• Given problem
Reproduce all of the data that follows, character for character.

• Records for the task
• • • • • • •

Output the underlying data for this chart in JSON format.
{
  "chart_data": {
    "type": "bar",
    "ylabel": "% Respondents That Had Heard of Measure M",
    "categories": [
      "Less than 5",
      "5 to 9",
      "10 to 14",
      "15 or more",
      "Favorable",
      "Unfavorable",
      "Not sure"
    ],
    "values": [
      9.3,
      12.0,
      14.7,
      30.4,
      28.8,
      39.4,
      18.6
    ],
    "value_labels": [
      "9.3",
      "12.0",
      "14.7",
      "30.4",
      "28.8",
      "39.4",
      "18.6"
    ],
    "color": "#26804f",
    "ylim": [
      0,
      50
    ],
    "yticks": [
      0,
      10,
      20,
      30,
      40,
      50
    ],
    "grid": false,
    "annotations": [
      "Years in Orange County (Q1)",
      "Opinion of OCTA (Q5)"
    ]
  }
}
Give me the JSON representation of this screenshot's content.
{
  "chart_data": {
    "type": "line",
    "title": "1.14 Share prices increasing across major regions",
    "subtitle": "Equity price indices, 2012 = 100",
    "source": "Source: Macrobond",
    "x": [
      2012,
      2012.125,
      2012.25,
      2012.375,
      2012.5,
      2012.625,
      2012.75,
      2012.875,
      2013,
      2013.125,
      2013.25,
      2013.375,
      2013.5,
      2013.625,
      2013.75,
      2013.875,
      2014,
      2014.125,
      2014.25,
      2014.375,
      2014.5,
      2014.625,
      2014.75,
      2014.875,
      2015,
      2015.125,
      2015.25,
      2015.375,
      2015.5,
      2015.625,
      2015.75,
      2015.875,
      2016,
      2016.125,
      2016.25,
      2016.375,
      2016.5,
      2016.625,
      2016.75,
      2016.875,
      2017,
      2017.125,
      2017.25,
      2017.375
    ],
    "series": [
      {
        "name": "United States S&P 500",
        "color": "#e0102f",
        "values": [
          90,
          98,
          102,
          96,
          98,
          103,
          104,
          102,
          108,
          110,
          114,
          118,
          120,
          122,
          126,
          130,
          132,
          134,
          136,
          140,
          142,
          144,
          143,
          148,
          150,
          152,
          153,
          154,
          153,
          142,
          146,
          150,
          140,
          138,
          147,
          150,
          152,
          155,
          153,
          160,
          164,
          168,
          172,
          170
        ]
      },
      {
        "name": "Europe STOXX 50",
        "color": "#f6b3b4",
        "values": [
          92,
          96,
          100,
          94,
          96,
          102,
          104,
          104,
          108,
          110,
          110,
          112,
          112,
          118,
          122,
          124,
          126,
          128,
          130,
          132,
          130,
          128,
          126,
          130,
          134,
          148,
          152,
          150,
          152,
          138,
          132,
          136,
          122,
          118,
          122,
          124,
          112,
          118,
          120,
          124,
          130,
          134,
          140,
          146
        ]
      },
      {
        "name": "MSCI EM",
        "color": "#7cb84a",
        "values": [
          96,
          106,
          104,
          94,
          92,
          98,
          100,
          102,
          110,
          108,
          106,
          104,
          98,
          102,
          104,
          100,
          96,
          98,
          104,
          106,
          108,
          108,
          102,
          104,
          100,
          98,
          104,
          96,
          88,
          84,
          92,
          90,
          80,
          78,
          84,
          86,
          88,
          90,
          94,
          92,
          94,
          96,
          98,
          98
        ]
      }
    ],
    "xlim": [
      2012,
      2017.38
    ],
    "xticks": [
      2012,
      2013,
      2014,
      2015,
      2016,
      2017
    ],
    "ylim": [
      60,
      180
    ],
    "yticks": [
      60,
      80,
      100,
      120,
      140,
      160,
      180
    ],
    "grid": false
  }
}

• • • • • • •

• Exercise answer
Output the underlying data for this chart in JSON format.
{
  "chart_data": {
    "type": "bar",
    "ylabel": "% Respondents That Had Heard of Measure M",
    "categories": [
      "Less than 5",
      "5 to 9",
      "10 to 14",
      "15 or more",
      "Favorable",
      "Unfavorable",
      "Not sure"
    ],
    "values": [
      9.3,
      12.0,
      14.7,
      30.4,
      28.8,
      39.4,
      18.6
    ],
    "value_labels": [
      "9.3",
      "12.0",
      "14.7",
      "30.4",
      "28.8",
      "39.4",
      "18.6"
    ],
    "color": "#26804f",
    "ylim": [
      0,
      50
    ],
    "yticks": [
      0,
      10,
      20,
      30,
      40,
      50
    ],
    "grid": false,
    "annotations": [
      "Years in Orange County (Q1)",
      "Opinion of OCTA (Q5)"
    ]
  }
}
Give me the JSON representation of this screenshot's content.
{
  "chart_data": {
    "type": "line",
    "title": "1.14 Share prices increasing across major regions",
    "subtitle": "Equity price indices, 2012 = 100",
    "source": "Source: Macrobond",
    "x": [
      2012,
      2012.125,
      2012.25,
      2012.375,
      2012.5,
      2012.625,
      2012.75,
      2012.875,
      2013,
      2013.125,
      2013.25,
      2013.375,
      2013.5,
      2013.625,
      2013.75,
      2013.875,
      2014,
      2014.125,
      2014.25,
      2014.375,
      2014.5,
      2014.625,
      2014.75,
      2014.875,
      2015,
      2015.125,
      2015.25,
      2015.375,
      2015.5,
      2015.625,
      2015.75,
      2015.875,
      2016,
      2016.125,
      2016.25,
      2016.375,
      2016.5,
      2016.625,
      2016.75,
      2016.875,
      2017,
      2017.125,
      2017.25,
      2017.375
    ],
    "series": [
      {
        "name": "United States S&P 500",
        "color": "#e0102f",
        "values": [
          90,
          98,
          102,
          96,
          98,
          103,
          104,
          102,
          108,
          110,
          114,
          118,
          120,
          122,
          126,
          130,
          132,
          134,
          136,
          140,
          142,
          144,
          143,
          148,
          150,
          152,
          153,
          154,
          153,
          142,
          146,
          150,
          140,
          138,
          147,
          150,
          152,
          155,
          153,
          160,
          164,
          168,
          172,
          170
        ]
      },
      {
        "name": "Europe STOXX 50",
        "color": "#f6b3b4",
        "values": [
          92,
          96,
          100,
          94,
          96,
          102,
          104,
          104,
          108,
          110,
          110,
          112,
          112,
          118,
          122,
          124,
          126,
          128,
          130,
          132,
          130,
          128,
          126,
          130,
          134,
          148,
          152,
          150,
          152,
          138,
          132,
          136,
          122,
          118,
          122,
          124,
          112,
          118,
          120,
          124,
          130,
          134,
          140,
          146
        ]
      },
      {
        "name": "MSCI EM",
        "color": "#7cb84a",
        "values": [
          96,
          106,
          104,
          94,
          92,
          98,
          100,
          102,
          110,
          108,
          106,
          104,
          98,
          102,
          104,
          100,
          96,
          98,
          104,
          106,
          108,
          108,
          102,
          104,
          100,
          98,
          104,
          96,
          88,
          84,
          92,
          90,
          80,
          78,
          84,
          86,
          88,
          90,
          94,
          92,
          94,
          96,
          98,
          98
        ]
      }
    ],
    "xlim": [
      2012,
      2017.38
    ],
    "xticks": [
      2012,
      2013,
      2014,
      2015,
      2016,
      2017
    ],
    "ylim": [
      60,
      180
    ],
    "yticks": [
      60,
      80,
      100,
      120,
      140,
      160,
      180
    ],
    "grid": false
  }
}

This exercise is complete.